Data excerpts
## Start

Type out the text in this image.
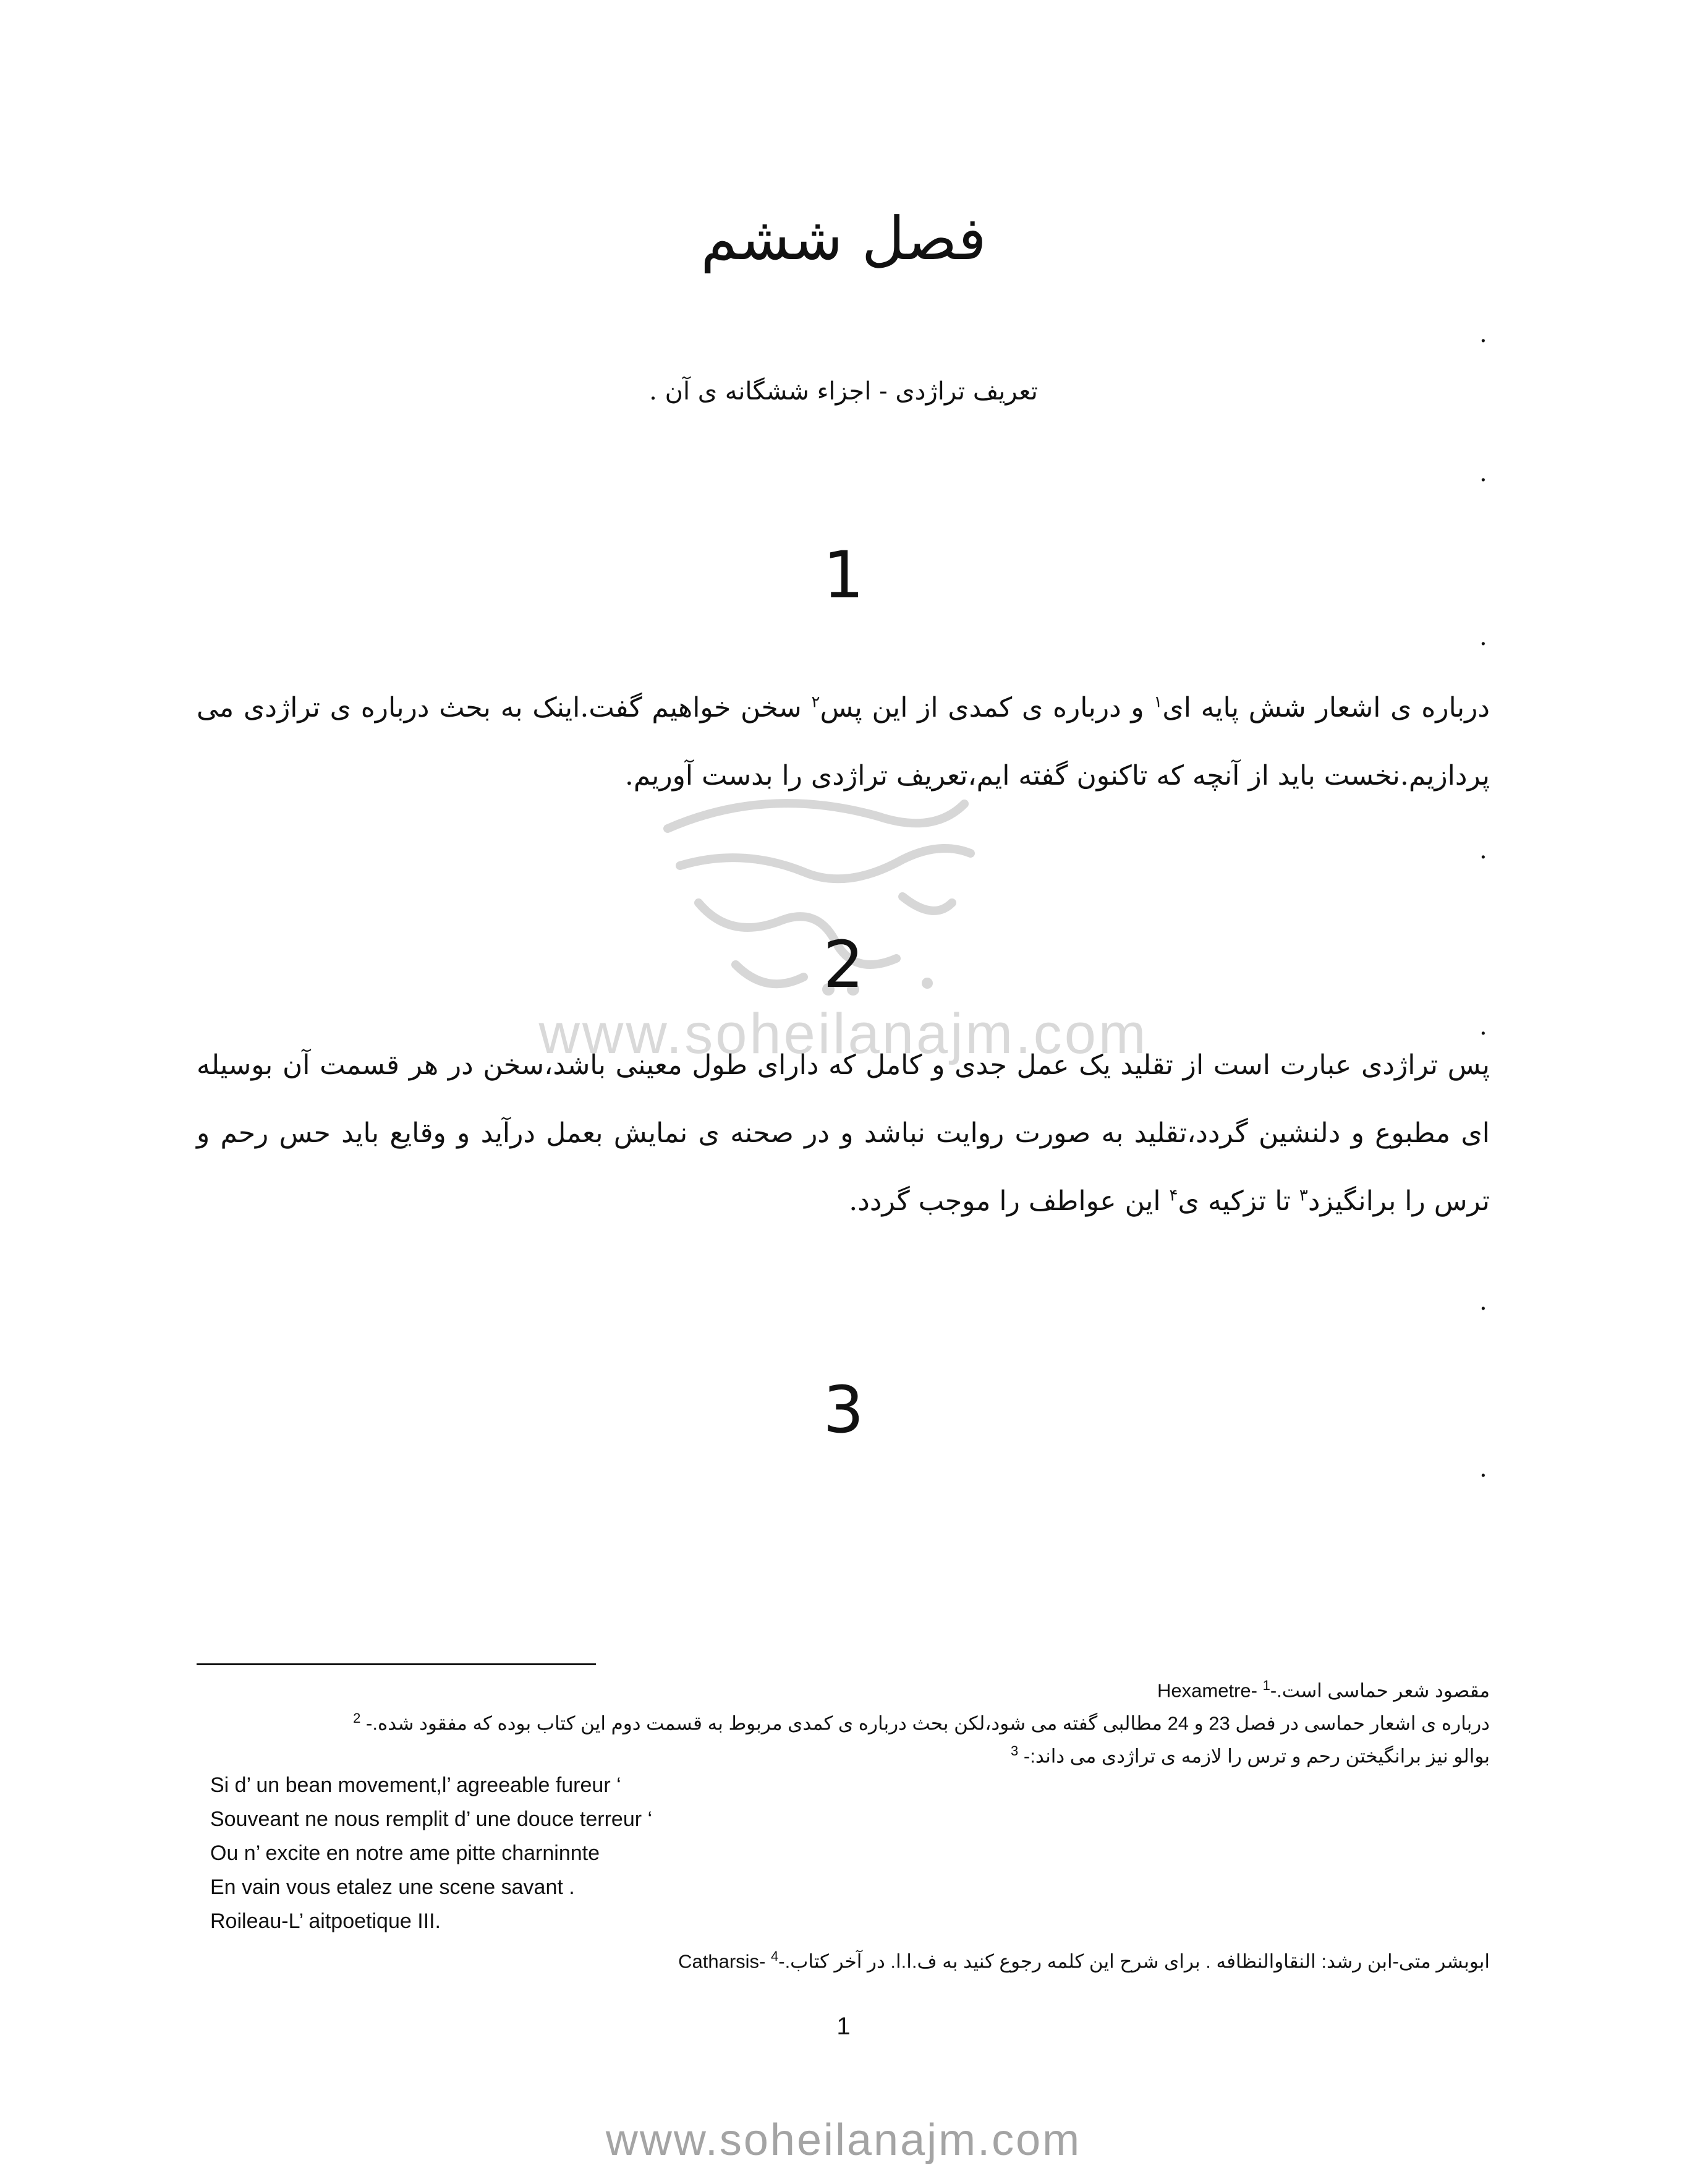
فصل ششم
.
تعریف تراژدی - اجزاء ششگانه ی آن .
.
1
.
درباره ی اشعار شش پایه ای$^۱$ و درباره ی کمدی از این پس$^۲$ سخن خواهیم گفت.اینک به بحث درباره ی تراژدی می پردازیم.نخست باید از آنچه که تاکنون گفته ایم،تعریف تراژدی را بدست آوریم.
.
2
www.soheilanajm.com	.
پس تراژدی عبارت است از تقلید یک عمل جدی و کامل که دارای طول معینی باشد،سخن در هر قسمت آن بوسیله ای مطبوع و دلنشین گردد،تقلید به صورت روایت نباشد و در صحنه ی نمایش بعمل درآید و وقایع باید حس رحم و ترس را برانگیزد$^۳$ تا تزکیه ی$^۴$ این عواطف را موجب گردد.
.
3
.
مقصود شعر حماسی است.-Hexametre- $^1$
درباره ی اشعار حماسی در فصل 23 و 24 مطالبی گفته می شود،لکن بحث درباره ی کمدی مربوط به قسمت دوم این کتاب بوده که مفقود شده.- $^2$
بوالو نیز برانگیختن رحم و ترس را لازمه ی تراژدی می داند:- $^3$
Si d’ un bean movement,l’ agreeable fureur ‘
Souveant ne nous remplit d’ une douce terreur ‘
Ou n’ excite en notre ame pitte charninnte
En vain vous etalez une scene savant .
Roileau-L’ aitpoetique III.
ابوبشر متی-ابن رشد: النقاوالنظافه . برای شرح این کلمه رجوع کنید به ف.ا.ا. در آخر کتاب.-Catharsis- $^4$
1
www.soheilanajm.com
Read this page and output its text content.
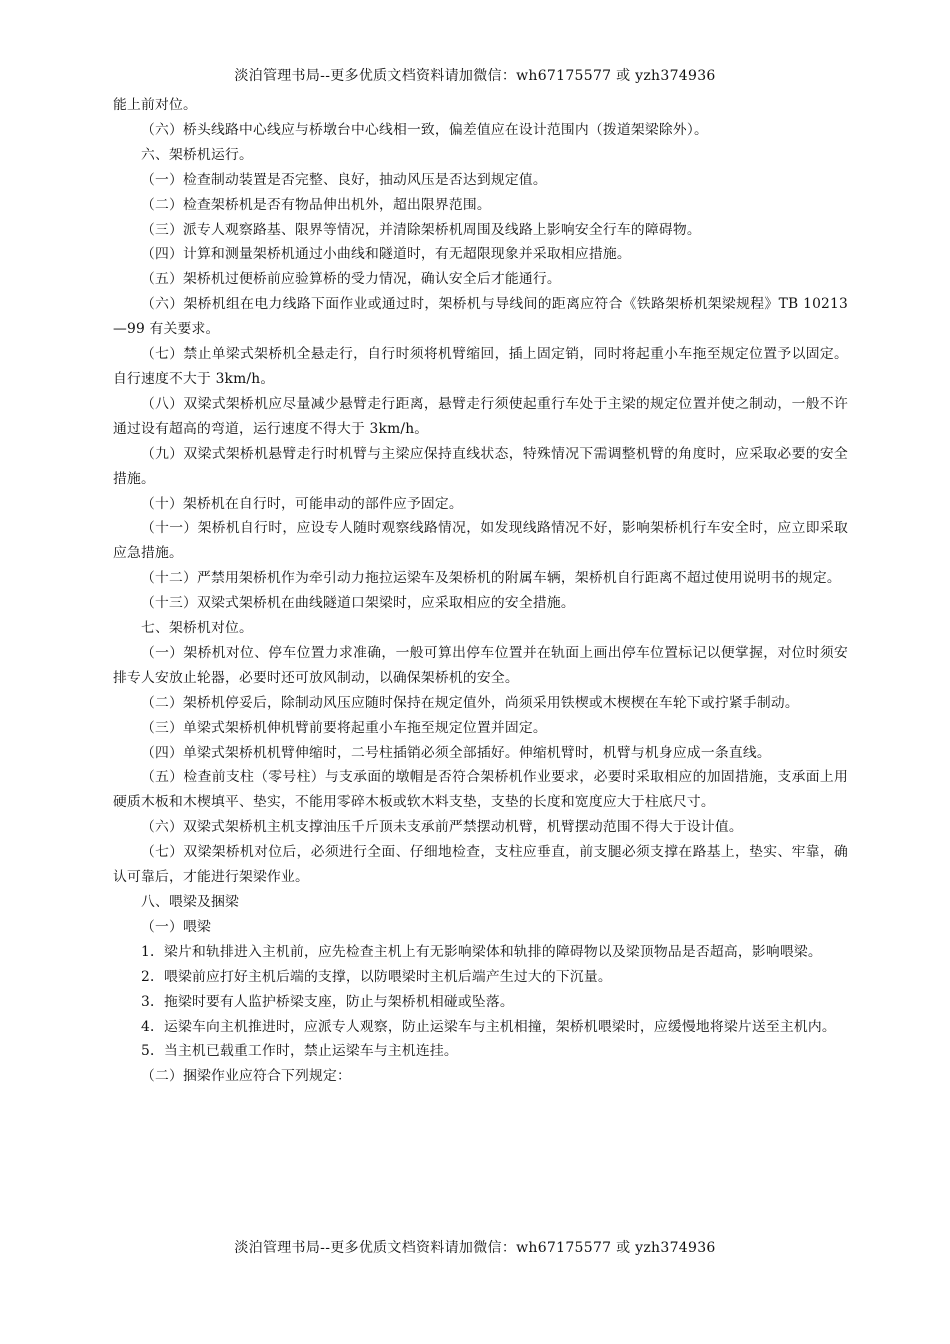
淡泊管理书局--更多优质文档资料请加微信：wh67175577 或 yzh374936

能上前对位。

（六）桥头线路中心线应与桥墩台中心线相一致，偏差值应在设计范围内（拨道架梁除外）。

六、架桥机运行。

（一）检查制动装置是否完整、良好，抽动风压是否达到规定值。

（二）检查架桥机是否有物品伸出机外，超出限界范围。

（三）派专人观察路基、限界等情况，并清除架桥机周围及线路上影响安全行车的障碍物。

（四）计算和测量架桥机通过小曲线和隧道时，有无超限现象并采取相应措施。

（五）架桥机过便桥前应验算桥的受力情况，确认安全后才能通行。

（六）架桥机组在电力线路下面作业或通过时，架桥机与导线间的距离应符合《铁路架桥机架梁规程》TB 10213—99 有关要求。

（七）禁止单梁式架桥机全悬走行，自行时须将机臂缩回，插上固定销，同时将起重小车拖至规定位置予以固定。自行速度不大于 3km/h。

（八）双梁式架桥机应尽量减少悬臂走行距离，悬臂走行须使起重行车处于主梁的规定位置并使之制动，一般不许通过设有超高的弯道，运行速度不得大于 3km/h。

（九）双梁式架桥机悬臂走行时机臂与主梁应保持直线状态，特殊情况下需调整机臂的角度时，应采取必要的安全措施。

（十）架桥机在自行时，可能串动的部件应予固定。

（十一）架桥机自行时，应设专人随时观察线路情况，如发现线路情况不好，影响架桥机行车安全时，应立即采取应急措施。

（十二）严禁用架桥机作为牵引动力拖拉运梁车及架桥机的附属车辆，架桥机自行距离不超过使用说明书的规定。

（十三）双梁式架桥机在曲线隧道口架梁时，应采取相应的安全措施。

七、架桥机对位。

（一）架桥机对位、停车位置力求准确，一般可算出停车位置并在轨面上画出停车位置标记以便掌握，对位时须安排专人安放止轮器，必要时还可放风制动，以确保架桥机的安全。

（二）架桥机停妥后，除制动风压应随时保持在规定值外，尚须采用铁楔或木楔楔在车轮下或拧紧手制动。

（三）单梁式架桥机伸机臂前要将起重小车拖至规定位置并固定。

（四）单梁式架桥机机臂伸缩时，二号柱插销必须全部插好。伸缩机臂时，机臂与机身应成一条直线。

（五）检查前支柱（零号柱）与支承面的墩帽是否符合架桥机作业要求，必要时采取相应的加固措施，支承面上用硬质木板和木楔填平、垫实，不能用零碎木板或软木料支垫，支垫的长度和宽度应大于柱底尺寸。

（六）双梁式架桥机主机支撑油压千斤顶未支承前严禁摆动机臂，机臂摆动范围不得大于设计值。

（七）双梁架桥机对位后，必须进行全面、仔细地检查，支柱应垂直，前支腿必须支撑在路基上，垫实、牢靠，确认可靠后，才能进行架梁作业。

八、喂梁及捆梁

（一）喂梁

1．梁片和轨排进入主机前，应先检查主机上有无影响梁体和轨排的障碍物以及梁顶物品是否超高，影响喂梁。

2．喂梁前应打好主机后端的支撑，以防喂梁时主机后端产生过大的下沉量。

3．拖梁时要有人监护桥梁支座，防止与架桥机相碰或坠落。

4．运梁车向主机推进时，应派专人观察，防止运梁车与主机相撞，架桥机喂梁时，应缓慢地将梁片送至主机内。

5．当主机已载重工作时，禁止运梁车与主机连挂。

（二）捆梁作业应符合下列规定：

淡泊管理书局--更多优质文档资料请加微信：wh67175577 或 yzh374936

## End

> **What the task requires**:
Collect the lines of the data that carry the word "تعریف".

> **Completed task**:
تعریف تراژدی - اجزاء ششگانه ی آن .
درباره ی اشعار شش پایه ای$^۱$ و درباره ی کمدی از این پس$^۲$ سخن خواهیم گفت.اینک به بحث درباره ی تراژدی می پردازیم.نخست باید از آنچه که تاکنون گفته ایم،تعریف تراژدی را بدست آوریم.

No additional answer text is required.